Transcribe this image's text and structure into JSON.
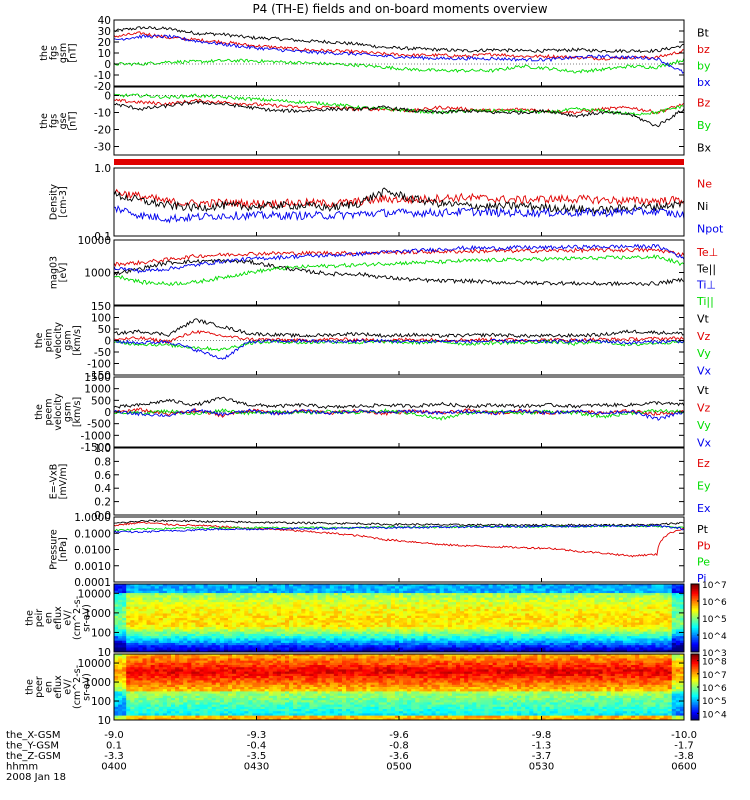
{
  "title": "P4 (TH-E) fields and on-board moments overview",
  "colors": {
    "black": "#000000",
    "red": "#e00000",
    "green": "#00dd00",
    "blue": "#0000ee"
  },
  "panels": [
    {
      "id": "fgs-gsm",
      "ylabel": [
        "the",
        "fgs",
        "gsm",
        "[nT]"
      ],
      "yticks": [
        "40",
        "30",
        "20",
        "10",
        "0",
        "-10",
        "-20"
      ],
      "ylim": [
        -20,
        40
      ],
      "series": [
        {
          "name": "Bt",
          "color": "black",
          "values": [
            30,
            33,
            32,
            28,
            27,
            24,
            23,
            21,
            20,
            18,
            15,
            14,
            13,
            12,
            13,
            12,
            12,
            13,
            12,
            12,
            12,
            17
          ]
        },
        {
          "name": "bz",
          "color": "red",
          "values": [
            25,
            28,
            24,
            22,
            20,
            17,
            15,
            13,
            12,
            11,
            9,
            8,
            8,
            7,
            9,
            7,
            7,
            6,
            5,
            6,
            6,
            12
          ]
        },
        {
          "name": "by",
          "color": "green",
          "values": [
            0,
            0,
            2,
            2,
            3,
            3,
            2,
            1,
            0,
            -1,
            -3,
            -5,
            -6,
            -6,
            -6,
            -2,
            -4,
            -7,
            -5,
            -2,
            -3,
            4
          ]
        },
        {
          "name": "bx",
          "color": "blue",
          "values": [
            22,
            25,
            25,
            21,
            18,
            15,
            13,
            11,
            10,
            9,
            7,
            6,
            5,
            5,
            5,
            4,
            4,
            6,
            7,
            6,
            5,
            -8
          ]
        }
      ]
    },
    {
      "id": "fgs-gse",
      "ylabel": [
        "the",
        "fgs",
        "gse",
        "[nT]"
      ],
      "yticks": [
        "0",
        "-10",
        "-20",
        "-30"
      ],
      "ylim": [
        -35,
        5
      ],
      "series": [
        {
          "name": "Bz",
          "color": "red",
          "values": [
            -3,
            -4,
            -5,
            -3,
            -4,
            -5,
            -6,
            -7,
            -7,
            -8,
            -8,
            -9,
            -7,
            -8,
            -9,
            -8,
            -9,
            -10,
            -8,
            -7,
            -10,
            -5
          ]
        },
        {
          "name": "By",
          "color": "green",
          "values": [
            0,
            0,
            -1,
            0,
            -1,
            -2,
            -3,
            -4,
            -5,
            -7,
            -8,
            -9,
            -10,
            -9,
            -9,
            -9,
            -10,
            -8,
            -9,
            -11,
            -10,
            -6
          ]
        },
        {
          "name": "Bx",
          "color": "black",
          "values": [
            -5,
            -8,
            -6,
            -4,
            -5,
            -7,
            -9,
            -9,
            -8,
            -8,
            -7,
            -9,
            -10,
            -9,
            -10,
            -10,
            -9,
            -12,
            -10,
            -11,
            -18,
            -8
          ]
        }
      ]
    },
    {
      "id": "density",
      "ylabel": [
        "Density",
        "[cm-3]"
      ],
      "yticks": [
        "1.0",
        "0.1"
      ],
      "ylim": [
        0.1,
        1.0
      ],
      "log": true,
      "series": [
        {
          "name": "Ne",
          "color": "red",
          "values": [
            0.45,
            0.38,
            0.32,
            0.3,
            0.31,
            0.3,
            0.3,
            0.31,
            0.3,
            0.32,
            0.35,
            0.34,
            0.36,
            0.37,
            0.35,
            0.34,
            0.35,
            0.35,
            0.34,
            0.33,
            0.33,
            0.34
          ]
        },
        {
          "name": "Ni",
          "color": "black",
          "values": [
            0.4,
            0.33,
            0.28,
            0.26,
            0.28,
            0.27,
            0.28,
            0.28,
            0.26,
            0.3,
            0.45,
            0.35,
            0.3,
            0.28,
            0.27,
            0.28,
            0.26,
            0.25,
            0.24,
            0.26,
            0.27,
            0.3
          ]
        },
        {
          "name": "Npot",
          "color": "blue",
          "values": [
            0.26,
            0.2,
            0.18,
            0.19,
            0.2,
            0.2,
            0.2,
            0.2,
            0.2,
            0.21,
            0.22,
            0.22,
            0.22,
            0.23,
            0.22,
            0.22,
            0.22,
            0.22,
            0.22,
            0.23,
            0.23,
            0.2
          ]
        }
      ]
    },
    {
      "id": "temperature",
      "ylabel": [
        "mag03",
        "[eV]"
      ],
      "yticks": [
        "10000",
        "1000"
      ],
      "ylim": [
        100,
        10000
      ],
      "log": true,
      "series": [
        {
          "name": "Te⊥",
          "color": "red",
          "values": [
            1800,
            2000,
            2500,
            3200,
            3500,
            3800,
            3900,
            3900,
            4000,
            3900,
            4200,
            4200,
            4400,
            4500,
            4600,
            4600,
            4700,
            4800,
            4900,
            4900,
            4900,
            3500
          ]
        },
        {
          "name": "Te||",
          "color": "black",
          "values": [
            900,
            1300,
            2000,
            2200,
            2300,
            2100,
            1500,
            1100,
            900,
            900,
            700,
            600,
            550,
            550,
            500,
            480,
            480,
            460,
            450,
            450,
            460,
            600
          ]
        },
        {
          "name": "Ti⊥",
          "color": "blue",
          "values": [
            1400,
            1100,
            1300,
            1700,
            2200,
            2600,
            2900,
            3200,
            3400,
            3700,
            4200,
            4600,
            5200,
            5700,
            5600,
            5900,
            5800,
            6100,
            6200,
            6300,
            6400,
            2500
          ]
        },
        {
          "name": "Ti||",
          "color": "green",
          "values": [
            800,
            500,
            450,
            500,
            700,
            1000,
            1300,
            1500,
            1600,
            1700,
            1900,
            2000,
            2100,
            2300,
            2400,
            2500,
            2600,
            2700,
            2800,
            2900,
            3000,
            1700
          ]
        }
      ]
    },
    {
      "id": "peim-velocity",
      "ylabel": [
        "the",
        "peim",
        "velocity",
        "gsm",
        "[km/s]"
      ],
      "yticks": [
        "150",
        "100",
        "50",
        "0",
        "-50",
        "-100",
        "-150"
      ],
      "ylim": [
        -150,
        150
      ],
      "series": [
        {
          "name": "Vt",
          "color": "black",
          "values": [
            30,
            40,
            25,
            90,
            60,
            30,
            25,
            20,
            25,
            30,
            20,
            25,
            20,
            22,
            25,
            20,
            20,
            22,
            25,
            40,
            35,
            30
          ]
        },
        {
          "name": "Vz",
          "color": "red",
          "values": [
            5,
            10,
            -5,
            40,
            20,
            5,
            3,
            0,
            5,
            3,
            0,
            5,
            2,
            3,
            4,
            2,
            3,
            2,
            5,
            5,
            8,
            10
          ]
        },
        {
          "name": "Vy",
          "color": "green",
          "values": [
            -10,
            -15,
            -20,
            -30,
            -40,
            -10,
            -5,
            -10,
            -5,
            -10,
            -5,
            -10,
            -5,
            -15,
            -10,
            -10,
            -5,
            -15,
            -5,
            -20,
            -10,
            -5
          ]
        },
        {
          "name": "Vx",
          "color": "blue",
          "values": [
            -5,
            -10,
            -5,
            -40,
            -80,
            -5,
            -3,
            -2,
            -5,
            -3,
            -2,
            -5,
            -3,
            -5,
            -3,
            -3,
            -5,
            -2,
            -3,
            -10,
            -5,
            -3
          ]
        }
      ]
    },
    {
      "id": "peem-velocity",
      "ylabel": [
        "the",
        "peem",
        "velocity",
        "gsm",
        "[km/s]"
      ],
      "yticks": [
        "1500",
        "1000",
        "500",
        "0",
        "-500",
        "-1000",
        "-1500"
      ],
      "ylim": [
        -1500,
        1500
      ],
      "series": [
        {
          "name": "Vt",
          "color": "black",
          "values": [
            200,
            300,
            500,
            300,
            600,
            300,
            250,
            300,
            200,
            250,
            300,
            250,
            350,
            250,
            300,
            250,
            300,
            250,
            300,
            300,
            400,
            300
          ]
        },
        {
          "name": "Vz",
          "color": "red",
          "values": [
            0,
            100,
            -100,
            50,
            -150,
            80,
            -50,
            60,
            -40,
            50,
            -60,
            40,
            -50,
            60,
            -40,
            50,
            -50,
            40,
            -60,
            50,
            -80,
            0
          ]
        },
        {
          "name": "Vy",
          "color": "green",
          "values": [
            0,
            -50,
            50,
            -100,
            80,
            -60,
            40,
            -50,
            30,
            -40,
            50,
            -60,
            -300,
            -50,
            40,
            -60,
            30,
            -40,
            -200,
            -50,
            60,
            0
          ]
        },
        {
          "name": "Vx",
          "color": "blue",
          "values": [
            0,
            -80,
            -150,
            80,
            -100,
            50,
            -60,
            40,
            -50,
            60,
            -40,
            50,
            -60,
            40,
            -50,
            60,
            -40,
            50,
            -60,
            40,
            -300,
            0
          ]
        }
      ]
    },
    {
      "id": "efield",
      "ylabel": [
        "E=-VxB",
        "[mV/m]"
      ],
      "yticks": [
        "1.0",
        "0.8",
        "0.6",
        "0.4",
        "0.2",
        "0.0"
      ],
      "ylim": [
        0,
        1
      ],
      "series": [
        {
          "name": "Ez",
          "color": "red",
          "values": []
        },
        {
          "name": "Ey",
          "color": "green",
          "values": []
        },
        {
          "name": "Ex",
          "color": "blue",
          "values": []
        }
      ]
    },
    {
      "id": "pressure",
      "ylabel": [
        "Pressure",
        "[nPa]"
      ],
      "yticks": [
        "1.0000",
        "0.1000",
        "0.0100",
        "0.0010",
        "0.0001"
      ],
      "ylim": [
        0.0001,
        1
      ],
      "log": true,
      "series": [
        {
          "name": "Pt",
          "color": "black",
          "values": [
            0.4,
            0.55,
            0.6,
            0.55,
            0.5,
            0.48,
            0.45,
            0.43,
            0.42,
            0.4,
            0.35,
            0.35,
            0.33,
            0.33,
            0.32,
            0.32,
            0.32,
            0.32,
            0.32,
            0.33,
            0.33,
            0.45
          ]
        },
        {
          "name": "Pb",
          "color": "red",
          "values": [
            0.3,
            0.45,
            0.35,
            0.3,
            0.25,
            0.2,
            0.17,
            0.13,
            0.1,
            0.07,
            0.04,
            0.03,
            0.02,
            0.017,
            0.015,
            0.013,
            0.012,
            0.008,
            0.006,
            0.004,
            0.005,
            0.2
          ]
        },
        {
          "name": "Pe",
          "color": "green",
          "values": [
            0.15,
            0.18,
            0.2,
            0.21,
            0.22,
            0.22,
            0.22,
            0.22,
            0.22,
            0.22,
            0.24,
            0.24,
            0.24,
            0.25,
            0.25,
            0.26,
            0.26,
            0.26,
            0.27,
            0.27,
            0.27,
            0.22
          ]
        },
        {
          "name": "Pi",
          "color": "blue",
          "values": [
            0.12,
            0.12,
            0.14,
            0.16,
            0.18,
            0.18,
            0.19,
            0.2,
            0.2,
            0.21,
            0.22,
            0.23,
            0.24,
            0.25,
            0.25,
            0.26,
            0.27,
            0.27,
            0.28,
            0.28,
            0.29,
            0.18
          ]
        }
      ]
    },
    {
      "id": "peir-spectrogram",
      "type": "heatmap",
      "ylabel": [
        "the",
        "peir",
        "en",
        "eflux",
        "eV/",
        "(cm^2-s-",
        "sr-eV)"
      ],
      "yticks": [
        "10000",
        "1000",
        "100",
        "10"
      ],
      "ylim": [
        10,
        30000
      ],
      "log": true,
      "colorbar": {
        "ticks": [
          "10^7",
          "10^6",
          "10^5",
          "10^4",
          "10^3"
        ],
        "range": [
          3,
          7
        ]
      }
    },
    {
      "id": "peer-spectrogram",
      "type": "heatmap",
      "ylabel": [
        "the",
        "peer",
        "en",
        "eflux",
        "eV/",
        "(cm^2-s-",
        "sr-eV)"
      ],
      "yticks": [
        "10000",
        "1000",
        "100",
        "10"
      ],
      "ylim": [
        10,
        30000
      ],
      "log": true,
      "colorbar": {
        "ticks": [
          "10^8",
          "10^7",
          "10^6",
          "10^5",
          "10^4"
        ],
        "range": [
          3.5,
          8.5
        ]
      }
    }
  ],
  "chart_data": {
    "type": "line",
    "title": "P4 (TH-E) fields and on-board moments overview",
    "x_axis": {
      "rows": [
        {
          "label": "the_X-GSM",
          "values": [
            "-9.0",
            "-9.3",
            "-9.6",
            "-9.8",
            "-10.0"
          ]
        },
        {
          "label": "the_Y-GSM",
          "values": [
            "0.1",
            "-0.4",
            "-0.8",
            "-1.3",
            "-1.7"
          ]
        },
        {
          "label": "the_Z-GSM",
          "values": [
            "-3.3",
            "-3.5",
            "-3.6",
            "-3.7",
            "-3.8"
          ]
        },
        {
          "label": "hhmm",
          "values": [
            "0400",
            "0430",
            "0500",
            "0530",
            "0600"
          ]
        }
      ],
      "date": "2008 Jan 18",
      "xlim": [
        "04:00",
        "06:00"
      ]
    }
  }
}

■ ■ ■ ■ ■

** Exercise goal **
Using the data above, copy each line that contains "velocity".

** Completed exercise **
      "id": "peim-velocity",
        "velocity",
      "id": "peem-velocity",
        "velocity",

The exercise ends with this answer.